**SET PROBLEM:** Write out each of the following records line for line, with no changes of any kind.

** Begin ITEMS **

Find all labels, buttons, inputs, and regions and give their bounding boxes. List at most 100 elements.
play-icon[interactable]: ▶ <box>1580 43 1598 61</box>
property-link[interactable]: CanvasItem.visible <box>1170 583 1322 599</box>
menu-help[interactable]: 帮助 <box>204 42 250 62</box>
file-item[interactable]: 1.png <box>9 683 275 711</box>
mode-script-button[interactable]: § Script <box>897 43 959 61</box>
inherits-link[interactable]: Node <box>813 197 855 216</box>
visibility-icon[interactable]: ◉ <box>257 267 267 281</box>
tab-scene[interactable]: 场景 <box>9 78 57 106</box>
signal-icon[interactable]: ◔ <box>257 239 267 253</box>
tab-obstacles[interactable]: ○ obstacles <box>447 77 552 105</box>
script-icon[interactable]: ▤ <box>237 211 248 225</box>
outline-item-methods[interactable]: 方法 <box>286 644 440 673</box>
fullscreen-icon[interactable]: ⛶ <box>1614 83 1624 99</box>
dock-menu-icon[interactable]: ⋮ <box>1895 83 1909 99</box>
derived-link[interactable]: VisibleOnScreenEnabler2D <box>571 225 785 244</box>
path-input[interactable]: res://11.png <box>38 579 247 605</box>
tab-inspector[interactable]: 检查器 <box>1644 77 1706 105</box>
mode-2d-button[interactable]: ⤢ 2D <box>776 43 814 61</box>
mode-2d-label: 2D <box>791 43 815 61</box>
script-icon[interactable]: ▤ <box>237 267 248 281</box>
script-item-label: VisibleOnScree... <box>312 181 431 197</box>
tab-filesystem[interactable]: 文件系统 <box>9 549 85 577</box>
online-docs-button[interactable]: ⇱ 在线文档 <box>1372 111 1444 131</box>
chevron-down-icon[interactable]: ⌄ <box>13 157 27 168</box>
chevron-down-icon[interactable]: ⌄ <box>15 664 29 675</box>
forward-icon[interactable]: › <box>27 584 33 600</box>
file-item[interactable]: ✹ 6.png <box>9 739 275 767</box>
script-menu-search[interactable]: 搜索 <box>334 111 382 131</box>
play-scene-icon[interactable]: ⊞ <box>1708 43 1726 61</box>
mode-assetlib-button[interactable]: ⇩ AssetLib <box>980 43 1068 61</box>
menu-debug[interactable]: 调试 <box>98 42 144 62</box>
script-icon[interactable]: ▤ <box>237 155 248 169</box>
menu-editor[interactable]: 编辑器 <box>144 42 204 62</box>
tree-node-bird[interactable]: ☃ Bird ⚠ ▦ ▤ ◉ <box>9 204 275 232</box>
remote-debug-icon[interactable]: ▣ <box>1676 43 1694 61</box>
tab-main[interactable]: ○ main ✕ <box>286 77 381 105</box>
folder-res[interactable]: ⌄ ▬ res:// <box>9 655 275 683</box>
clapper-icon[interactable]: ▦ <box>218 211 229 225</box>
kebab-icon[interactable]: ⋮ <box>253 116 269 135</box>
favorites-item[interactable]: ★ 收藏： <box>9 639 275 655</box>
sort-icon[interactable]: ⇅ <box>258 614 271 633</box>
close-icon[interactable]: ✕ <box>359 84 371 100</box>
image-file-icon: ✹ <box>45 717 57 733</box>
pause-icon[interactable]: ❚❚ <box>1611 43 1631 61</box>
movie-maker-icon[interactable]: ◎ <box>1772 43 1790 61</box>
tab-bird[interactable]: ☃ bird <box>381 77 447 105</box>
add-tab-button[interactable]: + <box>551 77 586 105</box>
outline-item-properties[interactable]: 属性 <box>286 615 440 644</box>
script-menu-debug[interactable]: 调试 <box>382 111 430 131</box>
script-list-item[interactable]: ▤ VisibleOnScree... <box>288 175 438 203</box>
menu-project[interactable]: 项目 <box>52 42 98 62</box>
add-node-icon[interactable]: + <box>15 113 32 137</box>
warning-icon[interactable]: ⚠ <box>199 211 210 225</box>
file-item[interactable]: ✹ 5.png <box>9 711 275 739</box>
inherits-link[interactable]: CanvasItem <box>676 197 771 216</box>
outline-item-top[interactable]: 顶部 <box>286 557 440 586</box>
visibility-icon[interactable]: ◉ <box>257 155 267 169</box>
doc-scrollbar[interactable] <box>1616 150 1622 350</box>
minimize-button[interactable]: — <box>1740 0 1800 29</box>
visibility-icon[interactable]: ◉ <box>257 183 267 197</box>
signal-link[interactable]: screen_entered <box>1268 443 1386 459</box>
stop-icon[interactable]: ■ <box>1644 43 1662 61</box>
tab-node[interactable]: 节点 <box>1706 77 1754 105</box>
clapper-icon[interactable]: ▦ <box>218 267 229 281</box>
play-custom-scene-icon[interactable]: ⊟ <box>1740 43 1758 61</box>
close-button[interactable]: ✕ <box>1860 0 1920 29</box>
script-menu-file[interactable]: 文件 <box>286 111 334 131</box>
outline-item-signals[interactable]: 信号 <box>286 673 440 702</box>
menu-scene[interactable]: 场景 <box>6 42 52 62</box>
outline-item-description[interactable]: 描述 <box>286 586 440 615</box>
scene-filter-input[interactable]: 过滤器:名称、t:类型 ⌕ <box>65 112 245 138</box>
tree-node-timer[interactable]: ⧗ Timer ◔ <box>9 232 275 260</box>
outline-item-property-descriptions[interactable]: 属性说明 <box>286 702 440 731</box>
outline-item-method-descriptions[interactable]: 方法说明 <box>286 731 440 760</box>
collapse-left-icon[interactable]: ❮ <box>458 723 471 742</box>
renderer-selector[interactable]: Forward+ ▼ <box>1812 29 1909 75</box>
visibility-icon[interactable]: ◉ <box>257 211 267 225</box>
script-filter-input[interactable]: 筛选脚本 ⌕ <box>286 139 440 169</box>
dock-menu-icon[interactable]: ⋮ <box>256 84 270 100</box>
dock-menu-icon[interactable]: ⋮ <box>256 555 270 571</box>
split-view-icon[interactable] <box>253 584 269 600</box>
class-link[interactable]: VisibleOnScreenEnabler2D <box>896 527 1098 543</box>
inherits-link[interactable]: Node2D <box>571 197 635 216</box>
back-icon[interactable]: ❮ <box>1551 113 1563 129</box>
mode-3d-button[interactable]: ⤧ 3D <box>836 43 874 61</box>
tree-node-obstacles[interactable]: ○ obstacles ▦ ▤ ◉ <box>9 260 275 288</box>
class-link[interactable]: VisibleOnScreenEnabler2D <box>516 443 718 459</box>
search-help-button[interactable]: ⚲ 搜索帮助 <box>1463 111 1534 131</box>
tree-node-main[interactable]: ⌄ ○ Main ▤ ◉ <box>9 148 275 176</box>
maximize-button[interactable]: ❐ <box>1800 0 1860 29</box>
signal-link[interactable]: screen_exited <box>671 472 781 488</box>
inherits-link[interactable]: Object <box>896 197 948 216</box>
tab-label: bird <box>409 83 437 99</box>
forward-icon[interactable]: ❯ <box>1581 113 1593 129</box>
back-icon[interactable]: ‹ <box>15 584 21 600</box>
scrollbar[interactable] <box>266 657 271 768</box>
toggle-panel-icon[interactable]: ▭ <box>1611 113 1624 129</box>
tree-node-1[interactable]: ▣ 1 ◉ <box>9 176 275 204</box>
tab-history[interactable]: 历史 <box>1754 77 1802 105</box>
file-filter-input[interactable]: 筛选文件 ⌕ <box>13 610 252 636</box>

** End ITEMS **

**WRITTEN ANSWER:**
Find all labels, buttons, inputs, and regions and give their bounding boxes. List at most 100 elements.
play-icon[interactable]: ▶ <box>1580 43 1598 61</box>
property-link[interactable]: CanvasItem.visible <box>1170 583 1322 599</box>
menu-help[interactable]: 帮助 <box>204 42 250 62</box>
file-item[interactable]: 1.png <box>9 683 275 711</box>
mode-script-button[interactable]: § Script <box>897 43 959 61</box>
inherits-link[interactable]: Node <box>813 197 855 216</box>
visibility-icon[interactable]: ◉ <box>257 267 267 281</box>
tab-scene[interactable]: 场景 <box>9 78 57 106</box>
signal-icon[interactable]: ◔ <box>257 239 267 253</box>
tab-obstacles[interactable]: ○ obstacles <box>447 77 552 105</box>
script-icon[interactable]: ▤ <box>237 211 248 225</box>
outline-item-methods[interactable]: 方法 <box>286 644 440 673</box>
fullscreen-icon[interactable]: ⛶ <box>1614 83 1624 99</box>
dock-menu-icon[interactable]: ⋮ <box>1895 83 1909 99</box>
derived-link[interactable]: VisibleOnScreenEnabler2D <box>571 225 785 244</box>
path-input[interactable]: res://11.png <box>38 579 247 605</box>
tab-inspector[interactable]: 检查器 <box>1644 77 1706 105</box>
mode-2d-button[interactable]: ⤢ 2D <box>776 43 814 61</box>
mode-2d-label: 2D <box>791 43 815 61</box>
script-icon[interactable]: ▤ <box>237 267 248 281</box>
script-item-label: VisibleOnScree... <box>312 181 431 197</box>
tab-filesystem[interactable]: 文件系统 <box>9 549 85 577</box>
online-docs-button[interactable]: ⇱ 在线文档 <box>1372 111 1444 131</box>
chevron-down-icon[interactable]: ⌄ <box>13 157 27 168</box>
chevron-down-icon[interactable]: ⌄ <box>15 664 29 675</box>
forward-icon[interactable]: › <box>27 584 33 600</box>
file-item[interactable]: ✹ 6.png <box>9 739 275 767</box>
script-menu-search[interactable]: 搜索 <box>334 111 382 131</box>
play-scene-icon[interactable]: ⊞ <box>1708 43 1726 61</box>
mode-assetlib-button[interactable]: ⇩ AssetLib <box>980 43 1068 61</box>
menu-debug[interactable]: 调试 <box>98 42 144 62</box>
script-icon[interactable]: ▤ <box>237 155 248 169</box>
menu-editor[interactable]: 编辑器 <box>144 42 204 62</box>
tree-node-bird[interactable]: ☃ Bird ⚠ ▦ ▤ ◉ <box>9 204 275 232</box>
remote-debug-icon[interactable]: ▣ <box>1676 43 1694 61</box>
tab-main[interactable]: ○ main ✕ <box>286 77 381 105</box>
folder-res[interactable]: ⌄ ▬ res:// <box>9 655 275 683</box>
clapper-icon[interactable]: ▦ <box>218 211 229 225</box>
kebab-icon[interactable]: ⋮ <box>253 116 269 135</box>
favorites-item[interactable]: ★ 收藏： <box>9 639 275 655</box>
sort-icon[interactable]: ⇅ <box>258 614 271 633</box>
close-icon[interactable]: ✕ <box>359 84 371 100</box>
image-file-icon: ✹ <box>45 717 57 733</box>
pause-icon[interactable]: ❚❚ <box>1611 43 1631 61</box>
movie-maker-icon[interactable]: ◎ <box>1772 43 1790 61</box>
tab-bird[interactable]: ☃ bird <box>381 77 447 105</box>
add-tab-button[interactable]: + <box>551 77 586 105</box>
outline-item-properties[interactable]: 属性 <box>286 615 440 644</box>
script-menu-debug[interactable]: 调试 <box>382 111 430 131</box>
script-list-item[interactable]: ▤ VisibleOnScree... <box>288 175 438 203</box>
menu-project[interactable]: 项目 <box>52 42 98 62</box>
add-node-icon[interactable]: + <box>15 113 32 137</box>
warning-icon[interactable]: ⚠ <box>199 211 210 225</box>
file-item[interactable]: ✹ 5.png <box>9 711 275 739</box>
inherits-link[interactable]: CanvasItem <box>676 197 771 216</box>
outline-item-top[interactable]: 顶部 <box>286 557 440 586</box>
visibility-icon[interactable]: ◉ <box>257 155 267 169</box>
doc-scrollbar[interactable] <box>1616 150 1622 350</box>
minimize-button[interactable]: — <box>1740 0 1800 29</box>
visibility-icon[interactable]: ◉ <box>257 183 267 197</box>
signal-link[interactable]: screen_entered <box>1268 443 1386 459</box>
stop-icon[interactable]: ■ <box>1644 43 1662 61</box>
tab-node[interactable]: 节点 <box>1706 77 1754 105</box>
clapper-icon[interactable]: ▦ <box>218 267 229 281</box>
play-custom-scene-icon[interactable]: ⊟ <box>1740 43 1758 61</box>
close-button[interactable]: ✕ <box>1860 0 1920 29</box>
script-menu-file[interactable]: 文件 <box>286 111 334 131</box>
outline-item-signals[interactable]: 信号 <box>286 673 440 702</box>
menu-scene[interactable]: 场景 <box>6 42 52 62</box>
outline-item-description[interactable]: 描述 <box>286 586 440 615</box>
scene-filter-input[interactable]: 过滤器:名称、t:类型 ⌕ <box>65 112 245 138</box>
tree-node-timer[interactable]: ⧗ Timer ◔ <box>9 232 275 260</box>
outline-item-property-descriptions[interactable]: 属性说明 <box>286 702 440 731</box>
outline-item-method-descriptions[interactable]: 方法说明 <box>286 731 440 760</box>
collapse-left-icon[interactable]: ❮ <box>458 723 471 742</box>
renderer-selector[interactable]: Forward+ ▼ <box>1812 29 1909 75</box>
visibility-icon[interactable]: ◉ <box>257 211 267 225</box>
script-filter-input[interactable]: 筛选脚本 ⌕ <box>286 139 440 169</box>
dock-menu-icon[interactable]: ⋮ <box>256 84 270 100</box>
dock-menu-icon[interactable]: ⋮ <box>256 555 270 571</box>
split-view-icon[interactable] <box>253 584 269 600</box>
class-link[interactable]: VisibleOnScreenEnabler2D <box>896 527 1098 543</box>
inherits-link[interactable]: Node2D <box>571 197 635 216</box>
back-icon[interactable]: ❮ <box>1551 113 1563 129</box>
mode-3d-button[interactable]: ⤧ 3D <box>836 43 874 61</box>
tree-node-obstacles[interactable]: ○ obstacles ▦ ▤ ◉ <box>9 260 275 288</box>
class-link[interactable]: VisibleOnScreenEnabler2D <box>516 443 718 459</box>
search-help-button[interactable]: ⚲ 搜索帮助 <box>1463 111 1534 131</box>
tree-node-main[interactable]: ⌄ ○ Main ▤ ◉ <box>9 148 275 176</box>
maximize-button[interactable]: ❐ <box>1800 0 1860 29</box>
signal-link[interactable]: screen_exited <box>671 472 781 488</box>
inherits-link[interactable]: Object <box>896 197 948 216</box>
tab-label: bird <box>409 83 437 99</box>
forward-icon[interactable]: ❯ <box>1581 113 1593 129</box>
back-icon[interactable]: ‹ <box>15 584 21 600</box>
scrollbar[interactable] <box>266 657 271 768</box>
toggle-panel-icon[interactable]: ▭ <box>1611 113 1624 129</box>
tree-node-1[interactable]: ▣ 1 ◉ <box>9 176 275 204</box>
tab-history[interactable]: 历史 <box>1754 77 1802 105</box>
file-filter-input[interactable]: 筛选文件 ⌕ <box>13 610 252 636</box>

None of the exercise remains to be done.